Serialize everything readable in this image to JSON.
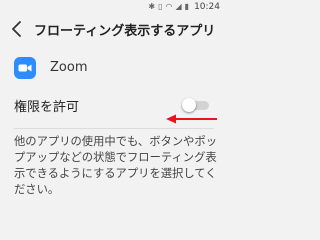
{
  "status_bar": {
    "time": "10:24",
    "icons": [
      "bluetooth-icon",
      "vibrate-icon",
      "wifi-icon",
      "signal-icon",
      "battery-icon"
    ]
  },
  "header": {
    "title": "フローティング表示するアプリ",
    "back_icon": "chevron-left-icon"
  },
  "app": {
    "name": "Zoom",
    "icon": "zoom-app-icon",
    "icon_color": "#2d8cff"
  },
  "permission": {
    "label": "権限を許可",
    "enabled": false
  },
  "annotation": {
    "arrow_color": "#e8141c"
  },
  "description": {
    "lines": [
      "他のアプリの使用中でも、ボタンやポッ",
      "プアップなどの状態でフローティング表",
      "示できるようにするアプリを選択してく",
      "ださい。"
    ]
  }
}
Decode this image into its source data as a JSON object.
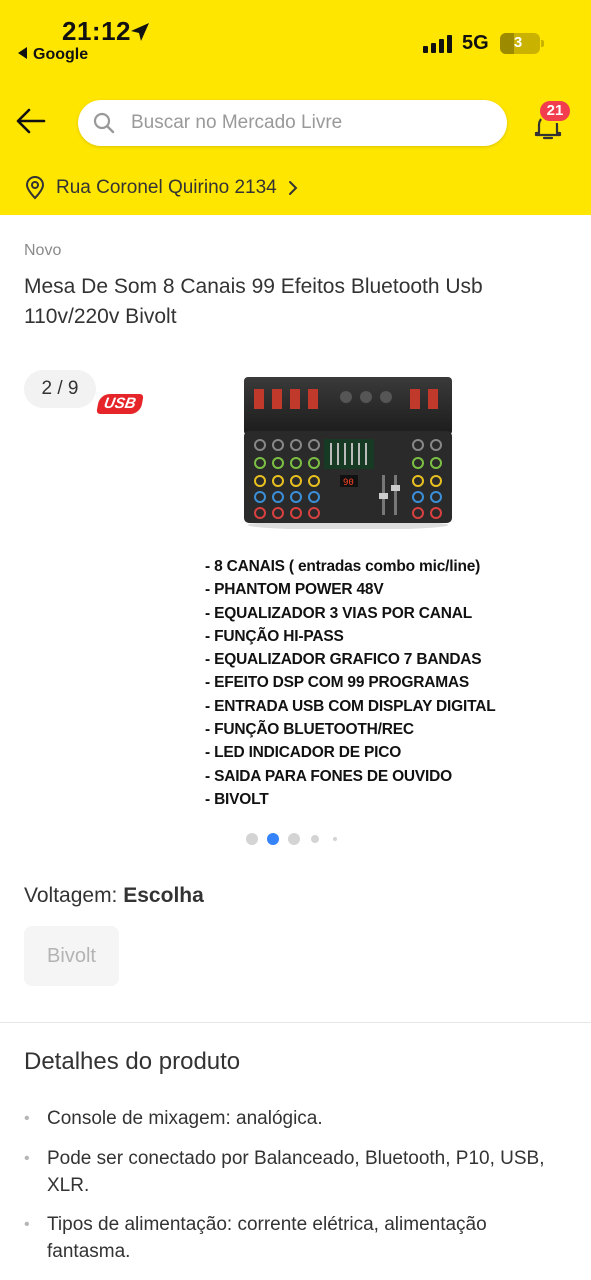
{
  "status_bar": {
    "time": "21:12",
    "back_app": "Google",
    "network": "5G",
    "battery": "3"
  },
  "header": {
    "search_placeholder": "Buscar no Mercado Livre",
    "notification_count": "21",
    "location": "Rua Coronel Quirino 2134",
    "brand_color": "#ffe600"
  },
  "product": {
    "condition": "Novo",
    "title": "Mesa De Som 8 Canais 99 Efeitos Bluetooth Usb 110v/220v Bivolt",
    "gallery": {
      "counter": "2 / 9",
      "badge": "USB",
      "features": [
        "- 8 CANAIS ( entradas combo mic/line)",
        "- PHANTOM POWER 48V",
        "- EQUALIZADOR 3 VIAS POR CANAL",
        "- FUNÇÃO HI-PASS",
        "- EQUALIZADOR GRAFICO 7 BANDAS",
        "- EFEITO DSP COM 99 PROGRAMAS",
        "- ENTRADA USB COM DISPLAY DIGITAL",
        "- FUNÇÃO BLUETOOTH/REC",
        "- LED INDICADOR DE PICO",
        "- SAIDA PARA FONES DE OUVIDO",
        "- BIVOLT"
      ],
      "active_dot": 2,
      "dot_color_active": "#3483fa"
    },
    "variation": {
      "label": "Voltagem:",
      "value": "Escolha",
      "option": "Bivolt"
    },
    "details": {
      "title": "Detalhes do produto",
      "items": [
        "Console de mixagem: analógica.",
        "Pode ser conectado por Balanceado, Bluetooth, P10, USB, XLR.",
        "Tipos de alimentação: corrente elétrica, alimentação fantasma."
      ]
    }
  }
}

|---|

__Set problem__
Will you set down the records word for word while leaving out every picture?

__Answer to this exercise__
Serialize everything readable in this image to JSON.
{
  "status_bar": {
    "time": "10:24",
    "icons": [
      "bluetooth-icon",
      "vibrate-icon",
      "wifi-icon",
      "signal-icon",
      "battery-icon"
    ]
  },
  "header": {
    "title": "フローティング表示するアプリ",
    "back_icon": "chevron-left-icon"
  },
  "app": {
    "name": "Zoom",
    "icon": "zoom-app-icon",
    "icon_color": "#2d8cff"
  },
  "permission": {
    "label": "権限を許可",
    "enabled": false
  },
  "annotation": {
    "arrow_color": "#e8141c"
  },
  "description": {
    "lines": [
      "他のアプリの使用中でも、ボタンやポッ",
      "プアップなどの状態でフローティング表",
      "示できるようにするアプリを選択してく",
      "ださい。"
    ]
  }
}
Decode this image into its source data as a JSON object.
{
  "status_bar": {
    "time": "21:12",
    "back_app": "Google",
    "network": "5G",
    "battery": "3"
  },
  "header": {
    "search_placeholder": "Buscar no Mercado Livre",
    "notification_count": "21",
    "location": "Rua Coronel Quirino 2134",
    "brand_color": "#ffe600"
  },
  "product": {
    "condition": "Novo",
    "title": "Mesa De Som 8 Canais 99 Efeitos Bluetooth Usb 110v/220v Bivolt",
    "gallery": {
      "counter": "2 / 9",
      "badge": "USB",
      "features": [
        "- 8 CANAIS ( entradas combo mic/line)",
        "- PHANTOM POWER 48V",
        "- EQUALIZADOR 3 VIAS POR CANAL",
        "- FUNÇÃO HI-PASS",
        "- EQUALIZADOR GRAFICO 7 BANDAS",
        "- EFEITO DSP COM 99 PROGRAMAS",
        "- ENTRADA USB COM DISPLAY DIGITAL",
        "- FUNÇÃO BLUETOOTH/REC",
        "- LED INDICADOR DE PICO",
        "- SAIDA PARA FONES DE OUVIDO",
        "- BIVOLT"
      ],
      "active_dot": 2,
      "dot_color_active": "#3483fa"
    },
    "variation": {
      "label": "Voltagem:",
      "value": "Escolha",
      "option": "Bivolt"
    },
    "details": {
      "title": "Detalhes do produto",
      "items": [
        "Console de mixagem: analógica.",
        "Pode ser conectado por Balanceado, Bluetooth, P10, USB, XLR.",
        "Tipos de alimentação: corrente elétrica, alimentação fantasma."
      ]
    }
  }
}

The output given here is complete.